| Instructions to follow |
In the listing that follows, count each line containing the string "xlabel" and report only the count.

# Start of Supplied data

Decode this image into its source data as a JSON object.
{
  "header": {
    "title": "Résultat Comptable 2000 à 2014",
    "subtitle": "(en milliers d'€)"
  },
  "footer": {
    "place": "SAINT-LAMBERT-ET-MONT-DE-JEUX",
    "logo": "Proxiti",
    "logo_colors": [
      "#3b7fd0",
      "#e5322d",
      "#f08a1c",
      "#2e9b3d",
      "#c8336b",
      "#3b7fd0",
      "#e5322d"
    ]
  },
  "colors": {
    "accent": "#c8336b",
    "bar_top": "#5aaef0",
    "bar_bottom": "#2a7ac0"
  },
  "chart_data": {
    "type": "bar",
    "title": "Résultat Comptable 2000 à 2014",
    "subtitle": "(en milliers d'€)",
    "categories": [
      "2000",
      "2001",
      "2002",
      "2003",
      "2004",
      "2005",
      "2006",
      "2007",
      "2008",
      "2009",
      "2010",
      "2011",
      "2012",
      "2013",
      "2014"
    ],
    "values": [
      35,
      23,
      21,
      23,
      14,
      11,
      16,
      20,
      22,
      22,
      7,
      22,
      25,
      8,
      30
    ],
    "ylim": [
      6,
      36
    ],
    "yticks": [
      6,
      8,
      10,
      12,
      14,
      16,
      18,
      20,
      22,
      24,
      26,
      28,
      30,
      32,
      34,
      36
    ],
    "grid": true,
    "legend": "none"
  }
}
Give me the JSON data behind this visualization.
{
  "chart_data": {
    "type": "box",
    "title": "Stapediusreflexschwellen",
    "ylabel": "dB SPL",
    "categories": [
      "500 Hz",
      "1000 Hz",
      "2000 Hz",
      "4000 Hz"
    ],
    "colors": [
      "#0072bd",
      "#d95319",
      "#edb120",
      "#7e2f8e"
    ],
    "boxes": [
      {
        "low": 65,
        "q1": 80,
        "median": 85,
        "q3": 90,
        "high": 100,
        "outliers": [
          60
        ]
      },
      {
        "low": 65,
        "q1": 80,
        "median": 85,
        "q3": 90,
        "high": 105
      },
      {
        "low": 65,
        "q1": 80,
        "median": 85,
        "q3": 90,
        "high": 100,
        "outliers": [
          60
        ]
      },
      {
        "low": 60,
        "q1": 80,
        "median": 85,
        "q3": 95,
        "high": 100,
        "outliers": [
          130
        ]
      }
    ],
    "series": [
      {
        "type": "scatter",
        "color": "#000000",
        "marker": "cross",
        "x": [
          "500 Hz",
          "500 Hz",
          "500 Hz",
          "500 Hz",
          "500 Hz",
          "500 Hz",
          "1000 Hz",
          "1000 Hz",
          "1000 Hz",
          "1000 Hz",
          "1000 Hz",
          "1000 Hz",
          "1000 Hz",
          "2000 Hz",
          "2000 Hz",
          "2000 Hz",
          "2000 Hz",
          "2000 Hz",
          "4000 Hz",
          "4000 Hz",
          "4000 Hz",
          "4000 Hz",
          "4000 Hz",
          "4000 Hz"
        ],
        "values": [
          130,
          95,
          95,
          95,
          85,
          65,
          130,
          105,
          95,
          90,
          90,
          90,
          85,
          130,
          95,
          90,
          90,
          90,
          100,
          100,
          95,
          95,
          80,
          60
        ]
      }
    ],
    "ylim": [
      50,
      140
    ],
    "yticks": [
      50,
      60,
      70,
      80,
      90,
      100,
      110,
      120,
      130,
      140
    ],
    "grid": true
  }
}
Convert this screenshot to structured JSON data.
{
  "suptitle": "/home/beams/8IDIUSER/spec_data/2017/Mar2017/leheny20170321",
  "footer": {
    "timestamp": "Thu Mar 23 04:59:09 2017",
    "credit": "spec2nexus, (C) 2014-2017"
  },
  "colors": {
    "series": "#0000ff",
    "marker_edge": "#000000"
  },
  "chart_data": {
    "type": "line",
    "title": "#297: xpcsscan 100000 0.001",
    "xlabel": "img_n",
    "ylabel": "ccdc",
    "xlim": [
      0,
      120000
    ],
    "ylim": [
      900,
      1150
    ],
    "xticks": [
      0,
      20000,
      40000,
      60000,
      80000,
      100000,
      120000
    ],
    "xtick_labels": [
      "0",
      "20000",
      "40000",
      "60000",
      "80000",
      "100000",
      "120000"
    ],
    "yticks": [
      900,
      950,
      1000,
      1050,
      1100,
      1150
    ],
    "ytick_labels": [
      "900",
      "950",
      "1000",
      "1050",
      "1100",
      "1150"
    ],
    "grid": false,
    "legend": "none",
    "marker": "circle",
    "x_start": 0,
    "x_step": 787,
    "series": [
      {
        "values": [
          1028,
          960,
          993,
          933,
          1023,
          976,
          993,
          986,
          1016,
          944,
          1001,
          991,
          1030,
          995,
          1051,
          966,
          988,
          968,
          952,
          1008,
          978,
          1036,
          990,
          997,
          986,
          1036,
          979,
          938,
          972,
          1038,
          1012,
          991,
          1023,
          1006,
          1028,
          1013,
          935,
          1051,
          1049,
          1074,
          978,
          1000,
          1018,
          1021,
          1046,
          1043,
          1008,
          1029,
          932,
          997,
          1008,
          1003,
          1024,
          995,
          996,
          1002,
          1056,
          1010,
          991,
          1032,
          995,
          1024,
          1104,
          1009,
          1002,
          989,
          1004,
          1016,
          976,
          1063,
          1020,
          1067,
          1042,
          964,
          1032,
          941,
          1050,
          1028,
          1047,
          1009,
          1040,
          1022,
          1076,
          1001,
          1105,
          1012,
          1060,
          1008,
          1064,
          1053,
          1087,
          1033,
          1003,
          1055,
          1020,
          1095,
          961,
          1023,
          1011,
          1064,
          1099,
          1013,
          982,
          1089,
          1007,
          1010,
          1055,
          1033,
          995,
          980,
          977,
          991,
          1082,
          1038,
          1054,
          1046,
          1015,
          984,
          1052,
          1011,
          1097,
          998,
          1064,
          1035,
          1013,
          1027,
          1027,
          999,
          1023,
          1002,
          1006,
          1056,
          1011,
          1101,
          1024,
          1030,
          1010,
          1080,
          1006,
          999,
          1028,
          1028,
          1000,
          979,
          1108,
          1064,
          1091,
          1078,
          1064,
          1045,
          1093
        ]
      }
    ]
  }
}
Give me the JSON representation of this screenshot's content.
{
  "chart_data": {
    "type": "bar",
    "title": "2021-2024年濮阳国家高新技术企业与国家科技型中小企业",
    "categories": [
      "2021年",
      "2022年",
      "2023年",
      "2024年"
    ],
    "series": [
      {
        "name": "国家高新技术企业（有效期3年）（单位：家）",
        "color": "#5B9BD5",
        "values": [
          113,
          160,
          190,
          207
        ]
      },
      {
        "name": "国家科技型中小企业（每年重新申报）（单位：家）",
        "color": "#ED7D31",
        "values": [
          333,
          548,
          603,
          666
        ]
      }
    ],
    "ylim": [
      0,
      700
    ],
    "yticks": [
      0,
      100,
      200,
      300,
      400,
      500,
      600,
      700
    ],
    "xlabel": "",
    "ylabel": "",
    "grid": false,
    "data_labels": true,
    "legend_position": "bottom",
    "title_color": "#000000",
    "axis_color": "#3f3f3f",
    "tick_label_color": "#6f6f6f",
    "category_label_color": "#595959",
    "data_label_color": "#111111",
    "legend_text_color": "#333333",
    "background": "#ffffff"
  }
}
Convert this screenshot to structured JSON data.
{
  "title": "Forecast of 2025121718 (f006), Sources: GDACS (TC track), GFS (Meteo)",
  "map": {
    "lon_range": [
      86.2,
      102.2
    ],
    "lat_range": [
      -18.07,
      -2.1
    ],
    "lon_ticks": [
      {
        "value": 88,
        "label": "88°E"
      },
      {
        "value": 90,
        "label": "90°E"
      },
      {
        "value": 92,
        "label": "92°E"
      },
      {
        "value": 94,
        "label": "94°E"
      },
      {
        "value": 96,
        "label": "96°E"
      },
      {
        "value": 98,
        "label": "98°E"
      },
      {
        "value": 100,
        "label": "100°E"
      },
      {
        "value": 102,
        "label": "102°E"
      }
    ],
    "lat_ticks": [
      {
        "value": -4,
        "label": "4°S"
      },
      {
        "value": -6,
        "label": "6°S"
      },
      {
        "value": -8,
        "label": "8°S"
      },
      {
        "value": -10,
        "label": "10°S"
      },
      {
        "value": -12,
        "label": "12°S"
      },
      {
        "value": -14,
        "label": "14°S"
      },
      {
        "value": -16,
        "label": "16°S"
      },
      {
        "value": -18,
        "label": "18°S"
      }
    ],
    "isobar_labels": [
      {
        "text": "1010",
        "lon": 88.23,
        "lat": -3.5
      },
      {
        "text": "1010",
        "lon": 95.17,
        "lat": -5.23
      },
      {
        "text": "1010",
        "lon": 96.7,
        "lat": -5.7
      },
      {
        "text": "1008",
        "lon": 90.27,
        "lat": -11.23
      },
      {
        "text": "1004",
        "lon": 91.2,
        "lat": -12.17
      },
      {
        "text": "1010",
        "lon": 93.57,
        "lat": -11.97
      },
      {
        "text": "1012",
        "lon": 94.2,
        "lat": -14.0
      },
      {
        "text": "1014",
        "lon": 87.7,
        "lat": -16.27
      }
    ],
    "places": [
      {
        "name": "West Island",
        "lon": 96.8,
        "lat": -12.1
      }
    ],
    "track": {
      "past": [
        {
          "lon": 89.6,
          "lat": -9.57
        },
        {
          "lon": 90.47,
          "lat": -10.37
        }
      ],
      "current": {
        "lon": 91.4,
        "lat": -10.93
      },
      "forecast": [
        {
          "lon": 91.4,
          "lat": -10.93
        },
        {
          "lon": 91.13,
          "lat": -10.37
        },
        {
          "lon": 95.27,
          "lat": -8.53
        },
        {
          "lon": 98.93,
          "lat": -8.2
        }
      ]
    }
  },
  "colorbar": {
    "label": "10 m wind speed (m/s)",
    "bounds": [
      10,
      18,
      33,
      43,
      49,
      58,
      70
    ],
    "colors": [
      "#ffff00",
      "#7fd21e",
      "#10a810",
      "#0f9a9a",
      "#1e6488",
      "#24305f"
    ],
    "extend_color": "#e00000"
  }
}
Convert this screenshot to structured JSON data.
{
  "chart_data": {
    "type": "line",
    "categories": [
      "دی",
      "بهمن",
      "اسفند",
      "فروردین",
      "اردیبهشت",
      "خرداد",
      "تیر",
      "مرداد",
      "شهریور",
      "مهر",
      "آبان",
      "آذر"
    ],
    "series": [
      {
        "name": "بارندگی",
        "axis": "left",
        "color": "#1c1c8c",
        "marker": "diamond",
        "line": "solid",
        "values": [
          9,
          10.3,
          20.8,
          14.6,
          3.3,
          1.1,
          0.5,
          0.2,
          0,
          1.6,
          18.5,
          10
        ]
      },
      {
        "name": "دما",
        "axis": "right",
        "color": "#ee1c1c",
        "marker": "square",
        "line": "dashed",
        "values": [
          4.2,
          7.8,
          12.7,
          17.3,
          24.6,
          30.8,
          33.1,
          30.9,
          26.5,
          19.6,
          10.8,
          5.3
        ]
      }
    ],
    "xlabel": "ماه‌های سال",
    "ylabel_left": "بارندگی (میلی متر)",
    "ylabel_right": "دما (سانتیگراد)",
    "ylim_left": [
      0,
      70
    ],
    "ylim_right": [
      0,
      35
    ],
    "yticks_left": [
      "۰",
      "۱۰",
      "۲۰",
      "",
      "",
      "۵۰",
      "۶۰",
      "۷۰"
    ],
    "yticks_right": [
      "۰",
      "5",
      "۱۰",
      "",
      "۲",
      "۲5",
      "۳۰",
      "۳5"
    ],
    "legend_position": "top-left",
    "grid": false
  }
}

# End of Supplied data

| Expected answer |
3